REQUIREMENT -
For each entry that follows, write out an identical copy.

#####

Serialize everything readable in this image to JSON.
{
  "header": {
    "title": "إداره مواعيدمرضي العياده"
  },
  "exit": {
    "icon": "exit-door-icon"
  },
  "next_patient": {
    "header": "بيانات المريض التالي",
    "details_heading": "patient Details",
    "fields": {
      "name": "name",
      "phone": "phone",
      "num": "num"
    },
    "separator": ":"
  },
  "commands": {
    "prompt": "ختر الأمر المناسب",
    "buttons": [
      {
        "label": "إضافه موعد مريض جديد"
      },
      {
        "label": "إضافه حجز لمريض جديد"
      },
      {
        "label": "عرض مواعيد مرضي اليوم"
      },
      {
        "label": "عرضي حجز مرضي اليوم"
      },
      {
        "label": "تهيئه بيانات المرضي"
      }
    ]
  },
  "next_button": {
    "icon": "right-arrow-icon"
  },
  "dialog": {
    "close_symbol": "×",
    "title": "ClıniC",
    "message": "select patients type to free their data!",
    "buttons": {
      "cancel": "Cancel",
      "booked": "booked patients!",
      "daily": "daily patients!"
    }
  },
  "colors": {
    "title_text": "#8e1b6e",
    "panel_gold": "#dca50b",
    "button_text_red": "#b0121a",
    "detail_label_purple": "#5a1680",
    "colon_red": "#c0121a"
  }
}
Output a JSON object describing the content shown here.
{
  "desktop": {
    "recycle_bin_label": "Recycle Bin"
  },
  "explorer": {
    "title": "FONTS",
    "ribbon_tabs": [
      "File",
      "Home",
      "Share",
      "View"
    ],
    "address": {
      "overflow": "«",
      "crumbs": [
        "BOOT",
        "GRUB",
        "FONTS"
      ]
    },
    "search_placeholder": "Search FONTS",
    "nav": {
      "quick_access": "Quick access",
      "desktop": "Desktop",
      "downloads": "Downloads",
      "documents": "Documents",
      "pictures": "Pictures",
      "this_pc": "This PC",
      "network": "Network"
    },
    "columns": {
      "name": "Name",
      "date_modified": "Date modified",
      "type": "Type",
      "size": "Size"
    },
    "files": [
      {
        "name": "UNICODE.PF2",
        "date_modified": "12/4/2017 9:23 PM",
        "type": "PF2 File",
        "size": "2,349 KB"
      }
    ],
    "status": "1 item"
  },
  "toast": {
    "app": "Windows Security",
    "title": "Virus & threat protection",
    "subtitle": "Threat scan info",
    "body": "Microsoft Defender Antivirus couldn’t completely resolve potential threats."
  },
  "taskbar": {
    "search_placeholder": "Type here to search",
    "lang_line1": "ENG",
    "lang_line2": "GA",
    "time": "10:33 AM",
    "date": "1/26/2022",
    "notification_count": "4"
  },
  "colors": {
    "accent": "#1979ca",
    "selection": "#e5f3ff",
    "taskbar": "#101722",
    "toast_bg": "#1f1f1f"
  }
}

#####

EXPECTED ANSWER -
Serialize everything readable in this image to JSON.
{
  "header": {
    "title": "إداره مواعيدمرضي العياده"
  },
  "exit": {
    "icon": "exit-door-icon"
  },
  "next_patient": {
    "header": "بيانات المريض التالي",
    "details_heading": "patient Details",
    "fields": {
      "name": "name",
      "phone": "phone",
      "num": "num"
    },
    "separator": ":"
  },
  "commands": {
    "prompt": "ختر الأمر المناسب",
    "buttons": [
      {
        "label": "إضافه موعد مريض جديد"
      },
      {
        "label": "إضافه حجز لمريض جديد"
      },
      {
        "label": "عرض مواعيد مرضي اليوم"
      },
      {
        "label": "عرضي حجز مرضي اليوم"
      },
      {
        "label": "تهيئه بيانات المرضي"
      }
    ]
  },
  "next_button": {
    "icon": "right-arrow-icon"
  },
  "dialog": {
    "close_symbol": "×",
    "title": "ClıniC",
    "message": "select patients type to free their data!",
    "buttons": {
      "cancel": "Cancel",
      "booked": "booked patients!",
      "daily": "daily patients!"
    }
  },
  "colors": {
    "title_text": "#8e1b6e",
    "panel_gold": "#dca50b",
    "button_text_red": "#b0121a",
    "detail_label_purple": "#5a1680",
    "colon_red": "#c0121a"
  }
}
Output a JSON object describing the content shown here.
{
  "desktop": {
    "recycle_bin_label": "Recycle Bin"
  },
  "explorer": {
    "title": "FONTS",
    "ribbon_tabs": [
      "File",
      "Home",
      "Share",
      "View"
    ],
    "address": {
      "overflow": "«",
      "crumbs": [
        "BOOT",
        "GRUB",
        "FONTS"
      ]
    },
    "search_placeholder": "Search FONTS",
    "nav": {
      "quick_access": "Quick access",
      "desktop": "Desktop",
      "downloads": "Downloads",
      "documents": "Documents",
      "pictures": "Pictures",
      "this_pc": "This PC",
      "network": "Network"
    },
    "columns": {
      "name": "Name",
      "date_modified": "Date modified",
      "type": "Type",
      "size": "Size"
    },
    "files": [
      {
        "name": "UNICODE.PF2",
        "date_modified": "12/4/2017 9:23 PM",
        "type": "PF2 File",
        "size": "2,349 KB"
      }
    ],
    "status": "1 item"
  },
  "toast": {
    "app": "Windows Security",
    "title": "Virus & threat protection",
    "subtitle": "Threat scan info",
    "body": "Microsoft Defender Antivirus couldn’t completely resolve potential threats."
  },
  "taskbar": {
    "search_placeholder": "Type here to search",
    "lang_line1": "ENG",
    "lang_line2": "GA",
    "time": "10:33 AM",
    "date": "1/26/2022",
    "notification_count": "4"
  },
  "colors": {
    "accent": "#1979ca",
    "selection": "#e5f3ff",
    "taskbar": "#101722",
    "toast_bg": "#1f1f1f"
  }
}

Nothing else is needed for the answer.